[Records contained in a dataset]
::::::::

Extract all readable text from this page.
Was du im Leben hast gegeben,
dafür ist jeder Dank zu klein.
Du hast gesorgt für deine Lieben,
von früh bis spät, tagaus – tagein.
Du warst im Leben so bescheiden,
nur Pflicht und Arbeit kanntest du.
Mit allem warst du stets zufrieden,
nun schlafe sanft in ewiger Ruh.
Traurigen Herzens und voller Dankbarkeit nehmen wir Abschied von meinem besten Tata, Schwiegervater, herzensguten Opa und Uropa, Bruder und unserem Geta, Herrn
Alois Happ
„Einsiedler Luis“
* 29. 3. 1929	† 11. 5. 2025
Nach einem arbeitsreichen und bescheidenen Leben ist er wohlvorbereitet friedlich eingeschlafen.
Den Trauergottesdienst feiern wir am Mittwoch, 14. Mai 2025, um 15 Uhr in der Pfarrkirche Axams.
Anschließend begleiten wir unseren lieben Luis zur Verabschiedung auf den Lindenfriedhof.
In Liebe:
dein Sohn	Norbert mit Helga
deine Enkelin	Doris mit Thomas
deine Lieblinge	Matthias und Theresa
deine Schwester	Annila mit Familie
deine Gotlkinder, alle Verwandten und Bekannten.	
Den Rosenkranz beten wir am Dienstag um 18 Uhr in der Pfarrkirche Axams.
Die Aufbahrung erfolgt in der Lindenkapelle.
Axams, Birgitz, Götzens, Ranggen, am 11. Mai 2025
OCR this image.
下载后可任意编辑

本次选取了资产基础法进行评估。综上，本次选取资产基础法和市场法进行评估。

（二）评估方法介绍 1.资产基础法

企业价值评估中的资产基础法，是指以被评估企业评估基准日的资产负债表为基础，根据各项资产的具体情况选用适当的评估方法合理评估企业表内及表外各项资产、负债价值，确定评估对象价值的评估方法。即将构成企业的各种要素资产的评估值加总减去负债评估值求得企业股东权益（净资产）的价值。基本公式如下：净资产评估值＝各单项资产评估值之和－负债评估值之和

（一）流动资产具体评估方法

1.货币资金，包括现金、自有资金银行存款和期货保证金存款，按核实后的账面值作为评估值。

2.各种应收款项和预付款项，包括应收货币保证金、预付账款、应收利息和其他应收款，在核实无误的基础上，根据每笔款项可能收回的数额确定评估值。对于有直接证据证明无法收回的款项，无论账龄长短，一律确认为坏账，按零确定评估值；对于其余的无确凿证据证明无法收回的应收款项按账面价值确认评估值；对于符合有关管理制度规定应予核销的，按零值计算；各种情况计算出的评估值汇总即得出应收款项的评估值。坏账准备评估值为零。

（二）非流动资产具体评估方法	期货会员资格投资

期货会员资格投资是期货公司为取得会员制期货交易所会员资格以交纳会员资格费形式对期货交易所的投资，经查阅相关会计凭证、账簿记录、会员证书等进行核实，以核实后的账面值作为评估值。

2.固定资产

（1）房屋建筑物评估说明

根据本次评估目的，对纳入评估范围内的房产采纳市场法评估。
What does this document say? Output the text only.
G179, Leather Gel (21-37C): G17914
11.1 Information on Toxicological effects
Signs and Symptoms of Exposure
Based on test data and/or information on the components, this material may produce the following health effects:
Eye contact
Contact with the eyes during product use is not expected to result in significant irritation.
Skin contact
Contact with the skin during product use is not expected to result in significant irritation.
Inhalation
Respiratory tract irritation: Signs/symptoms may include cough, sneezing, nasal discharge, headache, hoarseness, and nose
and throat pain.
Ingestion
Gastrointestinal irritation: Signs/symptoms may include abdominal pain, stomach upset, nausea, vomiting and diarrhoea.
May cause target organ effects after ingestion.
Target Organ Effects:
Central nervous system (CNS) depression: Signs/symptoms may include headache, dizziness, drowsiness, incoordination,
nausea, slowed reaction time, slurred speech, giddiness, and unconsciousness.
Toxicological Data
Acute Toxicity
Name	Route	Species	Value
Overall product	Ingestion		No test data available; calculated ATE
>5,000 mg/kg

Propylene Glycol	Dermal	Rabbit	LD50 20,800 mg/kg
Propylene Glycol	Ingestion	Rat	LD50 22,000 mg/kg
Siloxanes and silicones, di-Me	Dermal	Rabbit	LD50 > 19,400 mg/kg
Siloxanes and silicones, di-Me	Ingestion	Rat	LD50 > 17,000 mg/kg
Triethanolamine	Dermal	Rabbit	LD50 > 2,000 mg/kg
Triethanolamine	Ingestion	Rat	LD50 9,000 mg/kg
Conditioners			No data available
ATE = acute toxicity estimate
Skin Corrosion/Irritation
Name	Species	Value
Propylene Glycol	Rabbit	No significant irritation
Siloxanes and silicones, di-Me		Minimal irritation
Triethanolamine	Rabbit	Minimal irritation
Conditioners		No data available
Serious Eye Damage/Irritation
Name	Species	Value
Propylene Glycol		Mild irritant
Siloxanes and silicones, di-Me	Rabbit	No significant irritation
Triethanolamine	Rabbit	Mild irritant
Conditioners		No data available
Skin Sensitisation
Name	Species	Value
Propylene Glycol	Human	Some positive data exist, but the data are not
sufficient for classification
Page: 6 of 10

::::::::

Exercise
Among the records above, how many lines carry the string "Dermal"? Reply with the number alone.

Output below
3